** Begin Data to use **
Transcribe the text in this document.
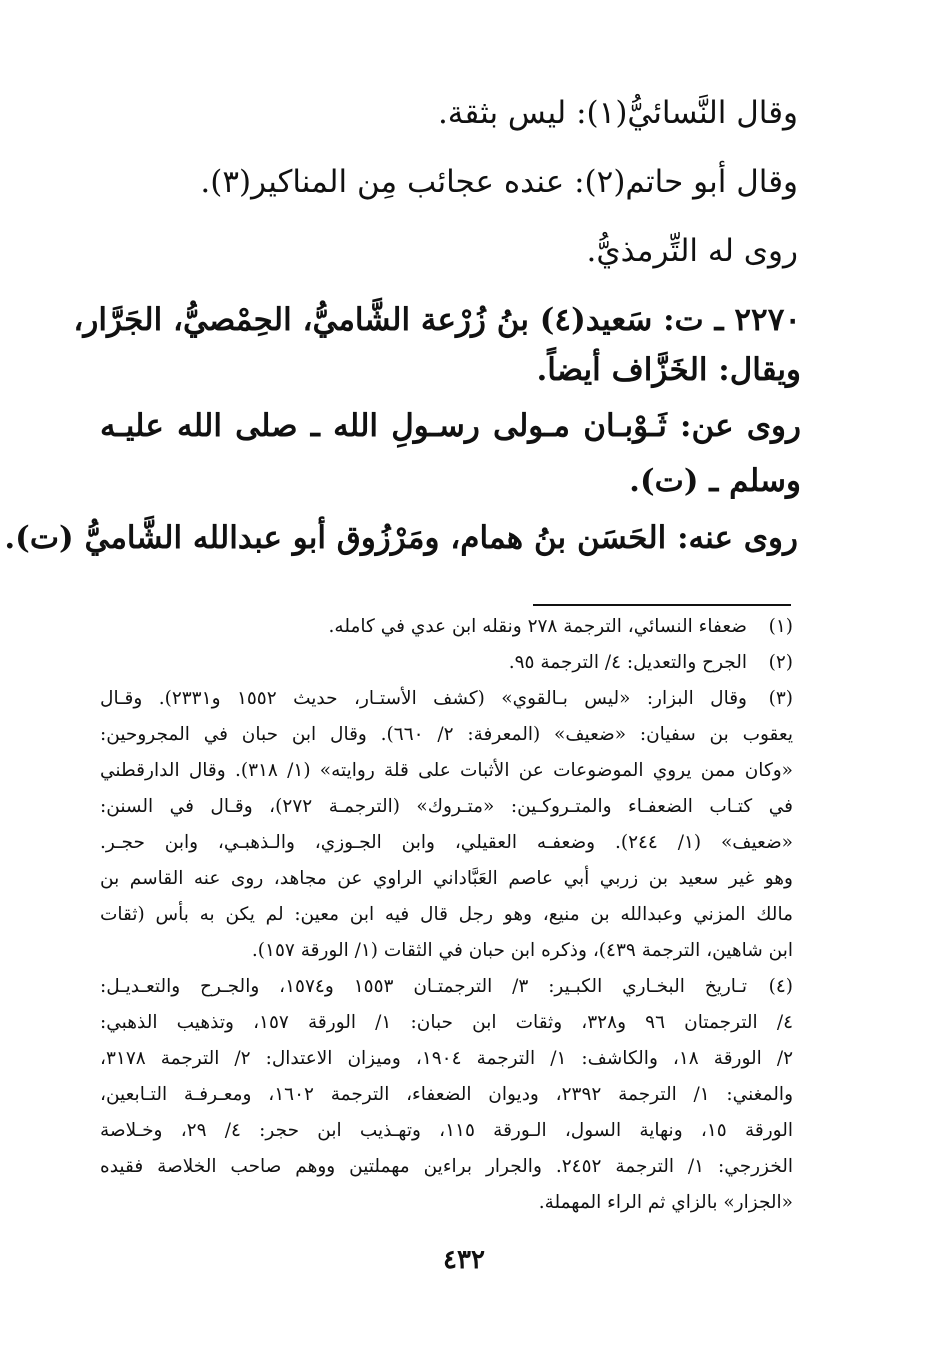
وقال النَّسائيُّ(١): ليس بثقة.
وقال أبو حاتم(٢): عنده عجائب مِن المناكير(٣).
روى له التِّرمذيُّ.
٢٢٧٠ ـ ت: سَعيد(٤) بنُ زُرْعة الشَّاميُّ، الحِمْصيُّ، الجَرَّار،
ويقال: الخَزَّاف أيضاً.
روى عن: ثَـوْبـان مـولى رسـولِ الله ـ صلى الله عليـه
وسلم ـ (ت).
روى عنه: الحَسَن بنُ همام، ومَرْزُوق أبو عبدالله الشَّاميُّ (ت).
(١)
ضعفاء النسائي، الترجمة ٢٧٨ ونقله ابن عدي في كامله.
(٢)
الجرح والتعديل: ٤/ الترجمة ٩٥.
(٣)
وقال البزار: «ليس بـالقوي» (كشف الأستـار، حديث ١٥٥٢ و٢٣٣١). وقـال
يعقوب بن سفيان: «ضعيف» (المعرفة: ٢/ ٦٦٠). وقال ابن حبان في المجروحين:
«وكان ممن يروي الموضوعات عن الأثبات على قلة روايته» (١/ ٣١٨). وقال الدارقطني
في كتـاب الضعفـاء والمتـروكـين: «متـروك» (الترجمـة ٢٧٢)، وقـال في السنن:
«ضعيف» (١/ ٢٤٤). وضعفـه العقيلي، وابن الجـوزي، والـذهبـي، وابن حجـر.
وهو غير سعيد بن زربي أبي عاصم العَبَّاداني الراوي عن مجاهد، روى عنه القاسم بن
مالك المزني وعبدالله بن منيع، وهو رجل قال فيه ابن معين: لم يكن به بأس (ثقات
ابن شاهين، الترجمة ٤٣٩)، وذكره ابن حبان في الثقات (١/ الورقة ١٥٧).
(٤)
تـاريخ البخـاري الكبـير: ٣/ الترجمتـان ١٥٥٣ و١٥٧٤، والجـرح والتعـديـل:
٤/ الترجمتان ٩٦ و٣٢٨، وثقات ابن حبان: ١/ الورقة ١٥٧، وتذهيب الذهبي:
٢/ الورقة ١٨، والكاشف: ١/ الترجمة ١٩٠٤، وميزان الاعتدال: ٢/ الترجمة ٣١٧٨،
والمغني: ١/ الترجمة ٢٣٩٢، وديوان الضعفاء، الترجمة ١٦٠٢، ومعـرفـة التـابعين،
الورقة ١٥، ونهاية السول، الـورقة ١١٥، وتهـذيب ابن حجر: ٤/ ٢٩، وخـلاصة
الخزرجي: ١/ الترجمة ٢٤٥٢. والجرار براءين مهملتين ووهم صاحب الخلاصة فقيده
«الجزار» بالزاي ثم الراء المهملة.
٤٣٢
** End Data to use **
## Brief
From the listing, tally every line with the word "وقال" in it and give only the tally.

## Completed task
5